───── Reading passage
Unlike commercial chat services, IRC is not tightly controlled, and, in many ways, continues to be the wild west of chat networks. Powerful scripting agents exist for IRC that can provide the attacker with a convenient way to automate tasks for maintaining his army of compromised machines.
*** Begin note
IRC is frequently used by malware writers for staying in touch with their creations. If you only block several outbound ports on the firewall at your organization, consider blocking TCP ports 6666 and 6667, which are frequently used for connecting to IRC servers.
*** End note
Today, more and more botnets are using peer to peer networks for their remote command and control.
Altering System Configuration
Malware almost always manipulates system files or coding to ensure that it gets placed into memory each time the computer system starts. There are many commonly manipulated files on a Windows system including: autoexec.bat, config.sys, system.ini, win.ini, dosstart.bat, winstart.bat, and wininit.ini.
Getting infected is easy, detecting malware is a harder problem. One of the malicious payloads storm used was Trojan.Peacomm, "once the computer is infected, Trojan.Peacomm attempts to establish peer-to-peer communication on UDP port 4000 with a small list of IP addresses, in order to download and execute more malicious files. If you use a personal firewall with egress filtering, you will be notified that the services.exe process is attempting to connect to a remote address on this port." That might be your best opportunity to detect you are infected. Much of the modern malware can evade detection by anti-virus tools.
──────────
◆ Activity:
Please check each statement against the passage on IRC and malware, answering yes or no and quoting the words from the passage that decide it. (a) The passage suggests blocking TCP ports 6666 and 6667. (b) Trojan.Peacomm tries peer-to-peer communication on TCP port 4000. (c) The passage says anti-virus tools detect most modern malware.
───── Data records
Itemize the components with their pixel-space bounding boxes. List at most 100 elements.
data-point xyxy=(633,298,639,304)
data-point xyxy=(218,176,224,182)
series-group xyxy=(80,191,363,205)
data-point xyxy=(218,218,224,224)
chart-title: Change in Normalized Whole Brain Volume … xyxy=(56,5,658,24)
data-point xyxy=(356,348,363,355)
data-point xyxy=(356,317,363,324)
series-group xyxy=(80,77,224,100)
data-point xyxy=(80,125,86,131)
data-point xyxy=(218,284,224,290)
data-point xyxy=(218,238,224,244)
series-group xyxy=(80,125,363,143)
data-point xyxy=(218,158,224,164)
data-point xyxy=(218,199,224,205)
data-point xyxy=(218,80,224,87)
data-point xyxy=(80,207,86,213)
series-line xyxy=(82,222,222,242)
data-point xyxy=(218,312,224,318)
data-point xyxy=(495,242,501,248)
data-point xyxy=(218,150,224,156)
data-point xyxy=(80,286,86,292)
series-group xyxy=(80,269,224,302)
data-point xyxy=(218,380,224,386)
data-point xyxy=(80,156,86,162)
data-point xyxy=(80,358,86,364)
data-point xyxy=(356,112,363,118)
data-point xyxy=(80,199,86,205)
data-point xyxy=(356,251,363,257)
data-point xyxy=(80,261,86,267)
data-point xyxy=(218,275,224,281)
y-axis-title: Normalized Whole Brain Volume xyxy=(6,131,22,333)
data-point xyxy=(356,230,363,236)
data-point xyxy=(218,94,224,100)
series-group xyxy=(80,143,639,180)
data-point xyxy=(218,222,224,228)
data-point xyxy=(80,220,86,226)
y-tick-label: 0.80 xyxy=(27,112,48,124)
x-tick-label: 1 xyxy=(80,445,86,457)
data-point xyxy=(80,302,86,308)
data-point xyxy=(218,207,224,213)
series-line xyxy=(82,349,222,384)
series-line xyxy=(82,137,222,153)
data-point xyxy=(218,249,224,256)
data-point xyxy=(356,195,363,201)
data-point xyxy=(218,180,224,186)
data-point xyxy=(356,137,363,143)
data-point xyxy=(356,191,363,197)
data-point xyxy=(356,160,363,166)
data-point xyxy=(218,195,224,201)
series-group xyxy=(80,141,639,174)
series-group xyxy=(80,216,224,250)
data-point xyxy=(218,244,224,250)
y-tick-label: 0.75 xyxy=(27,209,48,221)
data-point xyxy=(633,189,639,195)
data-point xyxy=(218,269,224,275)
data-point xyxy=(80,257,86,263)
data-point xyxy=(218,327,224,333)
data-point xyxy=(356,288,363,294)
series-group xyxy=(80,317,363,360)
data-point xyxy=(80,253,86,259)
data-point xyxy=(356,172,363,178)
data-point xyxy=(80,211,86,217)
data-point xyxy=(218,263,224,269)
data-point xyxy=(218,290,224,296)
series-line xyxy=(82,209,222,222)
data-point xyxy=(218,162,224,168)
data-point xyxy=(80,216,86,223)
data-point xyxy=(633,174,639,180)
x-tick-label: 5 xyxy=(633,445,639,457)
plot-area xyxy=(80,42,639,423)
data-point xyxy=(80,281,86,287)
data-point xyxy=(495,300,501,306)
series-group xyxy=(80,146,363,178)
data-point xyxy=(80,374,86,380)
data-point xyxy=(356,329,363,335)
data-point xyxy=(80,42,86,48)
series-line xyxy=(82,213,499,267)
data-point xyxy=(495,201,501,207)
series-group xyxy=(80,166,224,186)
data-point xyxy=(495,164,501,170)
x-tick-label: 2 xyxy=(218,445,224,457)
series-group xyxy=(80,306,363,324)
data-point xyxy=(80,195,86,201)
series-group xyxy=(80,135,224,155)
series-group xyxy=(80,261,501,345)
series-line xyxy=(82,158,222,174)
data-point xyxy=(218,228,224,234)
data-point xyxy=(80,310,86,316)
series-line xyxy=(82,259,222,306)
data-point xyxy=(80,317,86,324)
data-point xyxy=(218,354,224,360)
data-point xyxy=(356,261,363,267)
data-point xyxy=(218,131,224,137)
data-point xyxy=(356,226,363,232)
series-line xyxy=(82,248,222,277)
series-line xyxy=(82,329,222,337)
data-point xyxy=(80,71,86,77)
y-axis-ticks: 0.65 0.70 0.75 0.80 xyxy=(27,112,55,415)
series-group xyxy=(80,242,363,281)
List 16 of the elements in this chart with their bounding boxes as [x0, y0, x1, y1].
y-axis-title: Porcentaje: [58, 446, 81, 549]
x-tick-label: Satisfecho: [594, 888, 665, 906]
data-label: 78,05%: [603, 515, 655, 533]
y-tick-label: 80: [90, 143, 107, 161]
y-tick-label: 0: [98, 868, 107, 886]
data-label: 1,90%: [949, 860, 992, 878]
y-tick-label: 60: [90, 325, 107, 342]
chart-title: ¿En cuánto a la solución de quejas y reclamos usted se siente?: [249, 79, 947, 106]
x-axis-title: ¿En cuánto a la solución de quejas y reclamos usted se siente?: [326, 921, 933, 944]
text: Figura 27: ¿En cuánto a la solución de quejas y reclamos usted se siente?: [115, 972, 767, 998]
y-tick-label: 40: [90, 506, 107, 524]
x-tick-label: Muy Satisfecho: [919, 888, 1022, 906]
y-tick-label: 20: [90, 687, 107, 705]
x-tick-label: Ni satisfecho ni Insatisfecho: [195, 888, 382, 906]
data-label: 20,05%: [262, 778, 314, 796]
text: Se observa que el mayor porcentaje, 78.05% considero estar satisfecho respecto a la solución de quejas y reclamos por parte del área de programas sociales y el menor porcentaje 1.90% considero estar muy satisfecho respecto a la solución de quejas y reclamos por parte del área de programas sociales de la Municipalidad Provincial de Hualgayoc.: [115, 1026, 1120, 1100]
──────────
◆ Result:
(a) Yes: "consider blocking TCP ports 6666 and 6667"
(b) No: "attempts to establish peer-to-peer communication on UDP port 4000"
(c) No: "Much of the modern malware can evade detection by anti-virus tools."